--- START ---

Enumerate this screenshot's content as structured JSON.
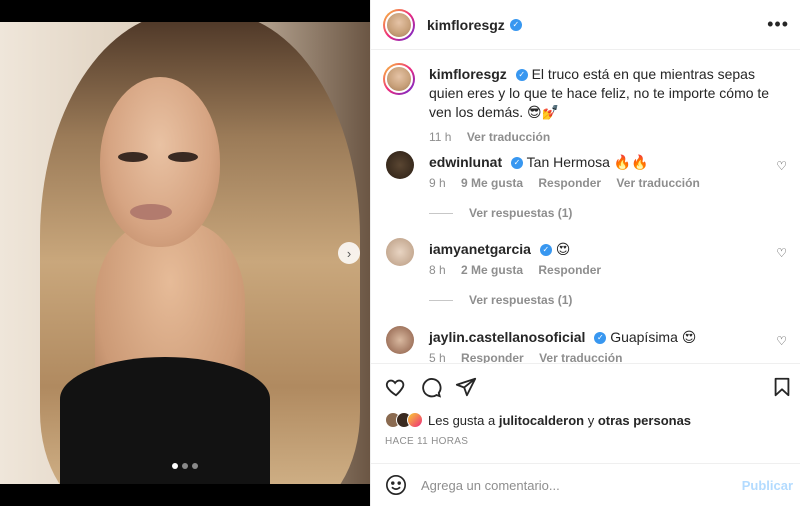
{
  "post": {
    "username": "kimfloresgz",
    "caption": "El truco está en que mientras sepas quien eres y lo que te hace feliz, no te importe cómo te ven los demás. 😎💅",
    "caption_time": "11 h",
    "translate_label": "Ver traducción",
    "more_label": "•••",
    "carousel_next": "›"
  },
  "comments": [
    {
      "username": "edwinlunat",
      "text": "Tan Hermosa 🔥🔥",
      "time": "9 h",
      "likes": "9 Me gusta",
      "reply_label": "Responder",
      "translate_label": "Ver traducción",
      "replies_label": "Ver respuestas (1)"
    },
    {
      "username": "iamyanetgarcia",
      "text": "😍",
      "time": "8 h",
      "likes": "2 Me gusta",
      "reply_label": "Responder",
      "replies_label": "Ver respuestas (1)"
    },
    {
      "username": "jaylin.castellanosoficial",
      "text": "Guapísima 😍",
      "time": "5 h",
      "reply_label": "Responder",
      "translate_label": "Ver traducción"
    }
  ],
  "likes": {
    "prefix": "Les gusta a",
    "user": "julitocalderon",
    "connector": "y",
    "others": "otras personas"
  },
  "time_ago": "HACE 11 HORAS",
  "comment_box": {
    "placeholder": "Agrega un comentario...",
    "publish_label": "Publicar"
  },
  "colors": {
    "verified": "#3897f0",
    "publish_disabled": "#b3dbff"
  },
  "carousel": {
    "slides": 3,
    "active": 1
  }
}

--- END ---

DIRECTIVE =>
Pictures are to be left out; all else in the entries above is to be quoted exactly.

REPLY TO THE TASK =>
Enumerate this screenshot's content as structured JSON.
{
  "post": {
    "username": "kimfloresgz",
    "caption": "El truco está en que mientras sepas quien eres y lo que te hace feliz, no te importe cómo te ven los demás. 😎💅",
    "caption_time": "11 h",
    "translate_label": "Ver traducción",
    "more_label": "•••",
    "carousel_next": "›"
  },
  "comments": [
    {
      "username": "edwinlunat",
      "text": "Tan Hermosa 🔥🔥",
      "time": "9 h",
      "likes": "9 Me gusta",
      "reply_label": "Responder",
      "translate_label": "Ver traducción",
      "replies_label": "Ver respuestas (1)"
    },
    {
      "username": "iamyanetgarcia",
      "text": "😍",
      "time": "8 h",
      "likes": "2 Me gusta",
      "reply_label": "Responder",
      "replies_label": "Ver respuestas (1)"
    },
    {
      "username": "jaylin.castellanosoficial",
      "text": "Guapísima 😍",
      "time": "5 h",
      "reply_label": "Responder",
      "translate_label": "Ver traducción"
    }
  ],
  "likes": {
    "prefix": "Les gusta a",
    "user": "julitocalderon",
    "connector": "y",
    "others": "otras personas"
  },
  "time_ago": "HACE 11 HORAS",
  "comment_box": {
    "placeholder": "Agrega un comentario...",
    "publish_label": "Publicar"
  },
  "colors": {
    "verified": "#3897f0",
    "publish_disabled": "#b3dbff"
  },
  "carousel": {
    "slides": 3,
    "active": 1
  }
}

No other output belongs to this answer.